Collected data:
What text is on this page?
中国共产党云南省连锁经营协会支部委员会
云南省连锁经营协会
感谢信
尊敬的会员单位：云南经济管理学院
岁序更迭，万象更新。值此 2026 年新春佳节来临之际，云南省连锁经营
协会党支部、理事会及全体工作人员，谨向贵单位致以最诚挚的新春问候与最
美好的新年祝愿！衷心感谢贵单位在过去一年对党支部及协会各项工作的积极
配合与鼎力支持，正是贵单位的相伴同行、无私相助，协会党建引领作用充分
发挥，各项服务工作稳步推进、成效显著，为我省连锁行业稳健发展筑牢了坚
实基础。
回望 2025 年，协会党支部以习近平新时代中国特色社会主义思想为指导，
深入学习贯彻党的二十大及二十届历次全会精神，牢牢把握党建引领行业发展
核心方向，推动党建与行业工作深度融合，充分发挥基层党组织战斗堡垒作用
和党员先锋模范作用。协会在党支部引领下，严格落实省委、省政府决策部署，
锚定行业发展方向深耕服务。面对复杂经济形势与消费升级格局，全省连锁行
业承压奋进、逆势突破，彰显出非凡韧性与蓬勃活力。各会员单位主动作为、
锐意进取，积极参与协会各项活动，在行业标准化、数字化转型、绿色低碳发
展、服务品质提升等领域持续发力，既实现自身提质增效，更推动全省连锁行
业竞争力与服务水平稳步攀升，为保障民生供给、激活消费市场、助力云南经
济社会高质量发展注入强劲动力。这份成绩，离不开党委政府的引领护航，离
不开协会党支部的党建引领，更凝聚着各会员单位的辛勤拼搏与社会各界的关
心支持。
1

* _TASK_:
Reproduce the full listing exactly.

* _EXERCISE RESULT_:
What text is on this page?
中国共产党云南省连锁经营协会支部委员会
云南省连锁经营协会
感谢信
尊敬的会员单位：云南经济管理学院
岁序更迭，万象更新。值此 2026 年新春佳节来临之际，云南省连锁经营
协会党支部、理事会及全体工作人员，谨向贵单位致以最诚挚的新春问候与最
美好的新年祝愿！衷心感谢贵单位在过去一年对党支部及协会各项工作的积极
配合与鼎力支持，正是贵单位的相伴同行、无私相助，协会党建引领作用充分
发挥，各项服务工作稳步推进、成效显著，为我省连锁行业稳健发展筑牢了坚
实基础。
回望 2025 年，协会党支部以习近平新时代中国特色社会主义思想为指导，
深入学习贯彻党的二十大及二十届历次全会精神，牢牢把握党建引领行业发展
核心方向，推动党建与行业工作深度融合，充分发挥基层党组织战斗堡垒作用
和党员先锋模范作用。协会在党支部引领下，严格落实省委、省政府决策部署，
锚定行业发展方向深耕服务。面对复杂经济形势与消费升级格局，全省连锁行
业承压奋进、逆势突破，彰显出非凡韧性与蓬勃活力。各会员单位主动作为、
锐意进取，积极参与协会各项活动，在行业标准化、数字化转型、绿色低碳发
展、服务品质提升等领域持续发力，既实现自身提质增效，更推动全省连锁行
业竞争力与服务水平稳步攀升，为保障民生供给、激活消费市场、助力云南经
济社会高质量发展注入强劲动力。这份成绩，离不开党委政府的引领护航，离
不开协会党支部的党建引领，更凝聚着各会员单位的辛勤拼搏与社会各界的关
心支持。
1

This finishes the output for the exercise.